▶ Exercise task: Only lines with the string "Gate" matter here; gather them from the material below.

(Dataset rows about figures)
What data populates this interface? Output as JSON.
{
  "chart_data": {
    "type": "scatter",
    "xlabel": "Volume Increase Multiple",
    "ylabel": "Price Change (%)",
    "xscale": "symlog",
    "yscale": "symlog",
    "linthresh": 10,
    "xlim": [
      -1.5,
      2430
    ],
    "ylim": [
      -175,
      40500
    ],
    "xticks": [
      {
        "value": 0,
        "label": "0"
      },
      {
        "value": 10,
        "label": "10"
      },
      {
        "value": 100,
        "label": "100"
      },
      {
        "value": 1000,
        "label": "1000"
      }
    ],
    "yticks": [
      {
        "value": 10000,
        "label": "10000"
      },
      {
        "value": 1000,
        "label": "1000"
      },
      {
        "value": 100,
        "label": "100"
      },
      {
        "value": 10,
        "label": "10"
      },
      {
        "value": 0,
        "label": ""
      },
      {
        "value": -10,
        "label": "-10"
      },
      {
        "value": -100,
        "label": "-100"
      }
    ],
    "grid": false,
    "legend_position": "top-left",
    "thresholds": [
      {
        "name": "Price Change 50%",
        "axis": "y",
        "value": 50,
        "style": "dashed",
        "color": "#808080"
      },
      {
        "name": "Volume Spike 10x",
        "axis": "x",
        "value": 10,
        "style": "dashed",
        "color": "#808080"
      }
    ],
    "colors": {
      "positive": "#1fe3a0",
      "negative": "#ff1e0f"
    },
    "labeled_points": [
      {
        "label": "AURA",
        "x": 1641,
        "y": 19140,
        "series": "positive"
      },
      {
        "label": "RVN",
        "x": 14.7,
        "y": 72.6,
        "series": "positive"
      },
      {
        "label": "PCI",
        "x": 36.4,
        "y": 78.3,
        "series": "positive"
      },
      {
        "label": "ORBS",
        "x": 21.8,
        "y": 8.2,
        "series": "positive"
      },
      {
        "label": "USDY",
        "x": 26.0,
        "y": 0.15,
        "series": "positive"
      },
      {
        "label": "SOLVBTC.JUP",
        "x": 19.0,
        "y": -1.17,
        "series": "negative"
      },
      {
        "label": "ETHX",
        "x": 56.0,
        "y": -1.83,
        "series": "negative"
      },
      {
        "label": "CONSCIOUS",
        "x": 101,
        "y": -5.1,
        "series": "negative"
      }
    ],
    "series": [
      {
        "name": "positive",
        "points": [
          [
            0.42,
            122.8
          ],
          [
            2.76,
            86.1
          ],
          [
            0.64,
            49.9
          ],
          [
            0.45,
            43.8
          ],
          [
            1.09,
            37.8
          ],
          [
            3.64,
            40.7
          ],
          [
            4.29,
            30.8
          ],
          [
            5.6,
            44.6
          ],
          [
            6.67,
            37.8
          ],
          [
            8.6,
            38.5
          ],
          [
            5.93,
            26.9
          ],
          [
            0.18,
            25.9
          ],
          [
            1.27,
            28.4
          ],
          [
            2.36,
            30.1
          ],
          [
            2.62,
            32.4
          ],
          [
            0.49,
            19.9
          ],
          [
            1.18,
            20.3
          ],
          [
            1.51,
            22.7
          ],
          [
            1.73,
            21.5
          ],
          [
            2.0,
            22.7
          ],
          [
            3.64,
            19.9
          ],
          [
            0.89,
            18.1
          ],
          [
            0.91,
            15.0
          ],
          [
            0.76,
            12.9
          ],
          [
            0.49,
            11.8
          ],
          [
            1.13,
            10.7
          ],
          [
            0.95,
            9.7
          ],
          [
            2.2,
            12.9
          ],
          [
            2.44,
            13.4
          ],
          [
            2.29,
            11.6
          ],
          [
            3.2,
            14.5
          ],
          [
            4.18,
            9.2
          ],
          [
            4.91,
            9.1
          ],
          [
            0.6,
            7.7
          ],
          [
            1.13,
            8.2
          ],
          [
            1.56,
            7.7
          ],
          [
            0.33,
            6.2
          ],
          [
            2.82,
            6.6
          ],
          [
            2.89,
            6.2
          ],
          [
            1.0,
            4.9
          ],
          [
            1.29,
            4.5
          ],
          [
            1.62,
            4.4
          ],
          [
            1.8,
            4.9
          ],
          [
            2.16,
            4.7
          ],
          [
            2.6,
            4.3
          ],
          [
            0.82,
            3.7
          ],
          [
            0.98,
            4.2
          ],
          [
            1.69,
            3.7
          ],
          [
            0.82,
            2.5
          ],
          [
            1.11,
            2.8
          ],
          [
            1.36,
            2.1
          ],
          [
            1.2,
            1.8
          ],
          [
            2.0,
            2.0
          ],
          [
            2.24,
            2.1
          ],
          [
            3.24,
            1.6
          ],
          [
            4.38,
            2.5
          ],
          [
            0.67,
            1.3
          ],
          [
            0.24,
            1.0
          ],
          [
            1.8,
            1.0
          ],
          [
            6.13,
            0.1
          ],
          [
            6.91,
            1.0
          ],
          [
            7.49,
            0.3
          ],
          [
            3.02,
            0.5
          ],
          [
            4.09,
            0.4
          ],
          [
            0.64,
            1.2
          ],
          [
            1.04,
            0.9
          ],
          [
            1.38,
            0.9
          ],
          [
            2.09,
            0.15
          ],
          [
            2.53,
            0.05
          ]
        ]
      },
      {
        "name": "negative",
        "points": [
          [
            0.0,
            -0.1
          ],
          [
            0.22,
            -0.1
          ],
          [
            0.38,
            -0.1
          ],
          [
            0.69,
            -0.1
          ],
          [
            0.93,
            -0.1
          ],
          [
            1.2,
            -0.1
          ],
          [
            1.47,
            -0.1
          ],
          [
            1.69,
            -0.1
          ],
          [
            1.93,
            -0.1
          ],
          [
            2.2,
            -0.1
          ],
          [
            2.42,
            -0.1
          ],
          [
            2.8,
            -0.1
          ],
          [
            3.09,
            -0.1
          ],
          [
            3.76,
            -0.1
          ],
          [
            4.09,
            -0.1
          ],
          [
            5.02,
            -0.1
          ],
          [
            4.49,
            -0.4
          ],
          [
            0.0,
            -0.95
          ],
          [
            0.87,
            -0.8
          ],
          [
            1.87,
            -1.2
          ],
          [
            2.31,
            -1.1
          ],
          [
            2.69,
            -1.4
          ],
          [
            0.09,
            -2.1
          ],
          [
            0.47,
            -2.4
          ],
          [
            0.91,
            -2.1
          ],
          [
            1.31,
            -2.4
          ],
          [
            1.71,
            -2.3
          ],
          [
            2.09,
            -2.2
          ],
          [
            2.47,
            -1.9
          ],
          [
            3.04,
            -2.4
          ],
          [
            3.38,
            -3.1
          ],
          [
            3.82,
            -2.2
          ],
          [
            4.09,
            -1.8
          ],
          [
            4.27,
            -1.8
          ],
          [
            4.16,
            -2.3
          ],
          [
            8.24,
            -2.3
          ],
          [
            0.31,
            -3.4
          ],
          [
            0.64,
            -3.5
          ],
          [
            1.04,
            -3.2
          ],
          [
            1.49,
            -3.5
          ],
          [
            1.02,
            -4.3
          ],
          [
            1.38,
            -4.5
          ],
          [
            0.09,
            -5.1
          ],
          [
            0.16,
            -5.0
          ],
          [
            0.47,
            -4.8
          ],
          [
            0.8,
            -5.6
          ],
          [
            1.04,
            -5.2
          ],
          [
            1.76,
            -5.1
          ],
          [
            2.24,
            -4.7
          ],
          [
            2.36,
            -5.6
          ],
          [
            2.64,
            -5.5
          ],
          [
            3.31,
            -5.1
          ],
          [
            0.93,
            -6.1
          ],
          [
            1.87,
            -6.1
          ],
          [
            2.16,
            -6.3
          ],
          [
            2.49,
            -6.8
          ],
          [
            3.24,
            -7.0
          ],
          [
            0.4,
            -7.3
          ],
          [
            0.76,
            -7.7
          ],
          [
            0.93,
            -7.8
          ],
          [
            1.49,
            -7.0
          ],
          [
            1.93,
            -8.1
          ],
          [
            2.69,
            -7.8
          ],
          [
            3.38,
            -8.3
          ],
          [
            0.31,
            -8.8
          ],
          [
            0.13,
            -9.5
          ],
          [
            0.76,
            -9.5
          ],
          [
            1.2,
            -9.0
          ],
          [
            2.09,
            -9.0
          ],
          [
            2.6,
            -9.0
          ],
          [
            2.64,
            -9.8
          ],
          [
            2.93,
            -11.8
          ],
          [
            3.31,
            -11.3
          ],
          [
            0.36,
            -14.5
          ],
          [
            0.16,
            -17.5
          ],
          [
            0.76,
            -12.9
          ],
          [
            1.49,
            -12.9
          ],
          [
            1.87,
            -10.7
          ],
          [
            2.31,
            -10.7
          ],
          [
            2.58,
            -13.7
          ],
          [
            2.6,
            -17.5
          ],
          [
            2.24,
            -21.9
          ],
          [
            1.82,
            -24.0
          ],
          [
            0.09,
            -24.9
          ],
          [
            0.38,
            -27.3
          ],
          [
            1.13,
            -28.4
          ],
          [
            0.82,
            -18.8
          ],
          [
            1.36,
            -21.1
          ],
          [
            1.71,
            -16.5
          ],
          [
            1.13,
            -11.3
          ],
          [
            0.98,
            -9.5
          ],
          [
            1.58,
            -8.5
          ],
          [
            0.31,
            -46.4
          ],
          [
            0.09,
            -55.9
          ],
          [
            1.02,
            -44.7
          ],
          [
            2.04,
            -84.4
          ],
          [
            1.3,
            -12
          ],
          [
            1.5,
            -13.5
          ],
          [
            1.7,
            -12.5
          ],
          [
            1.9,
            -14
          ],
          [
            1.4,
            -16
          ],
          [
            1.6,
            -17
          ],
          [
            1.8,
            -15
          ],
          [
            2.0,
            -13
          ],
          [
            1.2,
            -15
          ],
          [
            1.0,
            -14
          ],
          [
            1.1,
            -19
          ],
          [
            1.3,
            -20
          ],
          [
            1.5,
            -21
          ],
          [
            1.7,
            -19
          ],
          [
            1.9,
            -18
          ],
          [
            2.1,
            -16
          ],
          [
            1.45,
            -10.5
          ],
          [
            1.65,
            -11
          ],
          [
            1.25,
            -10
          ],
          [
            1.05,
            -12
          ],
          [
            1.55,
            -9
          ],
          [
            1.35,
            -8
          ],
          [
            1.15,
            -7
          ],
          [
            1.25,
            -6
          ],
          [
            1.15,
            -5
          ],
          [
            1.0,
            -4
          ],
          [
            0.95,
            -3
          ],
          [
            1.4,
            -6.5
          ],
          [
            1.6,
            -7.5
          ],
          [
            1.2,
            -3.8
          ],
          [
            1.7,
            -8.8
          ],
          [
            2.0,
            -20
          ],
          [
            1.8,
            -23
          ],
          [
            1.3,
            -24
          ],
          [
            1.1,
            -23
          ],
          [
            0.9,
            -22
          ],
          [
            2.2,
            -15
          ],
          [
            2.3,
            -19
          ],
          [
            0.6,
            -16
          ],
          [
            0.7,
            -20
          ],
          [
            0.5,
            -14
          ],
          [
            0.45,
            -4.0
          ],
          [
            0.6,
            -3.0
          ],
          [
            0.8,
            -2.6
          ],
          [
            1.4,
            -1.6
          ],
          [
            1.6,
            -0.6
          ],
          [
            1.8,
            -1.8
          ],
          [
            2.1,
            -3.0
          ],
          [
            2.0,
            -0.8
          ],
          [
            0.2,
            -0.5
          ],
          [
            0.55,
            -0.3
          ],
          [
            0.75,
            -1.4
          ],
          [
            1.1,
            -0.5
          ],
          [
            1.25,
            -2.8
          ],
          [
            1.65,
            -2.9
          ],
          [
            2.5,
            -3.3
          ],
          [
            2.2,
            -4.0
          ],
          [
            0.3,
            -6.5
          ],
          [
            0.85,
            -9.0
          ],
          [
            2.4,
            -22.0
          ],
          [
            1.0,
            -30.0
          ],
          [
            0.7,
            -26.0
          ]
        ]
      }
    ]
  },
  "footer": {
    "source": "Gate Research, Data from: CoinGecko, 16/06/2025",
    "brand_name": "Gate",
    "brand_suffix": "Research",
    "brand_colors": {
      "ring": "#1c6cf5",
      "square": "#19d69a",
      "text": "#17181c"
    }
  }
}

▶ Output for this task:
    "source": "Gate Research, Data from: CoinGecko, 16/06/2025",
    "brand_name": "Gate",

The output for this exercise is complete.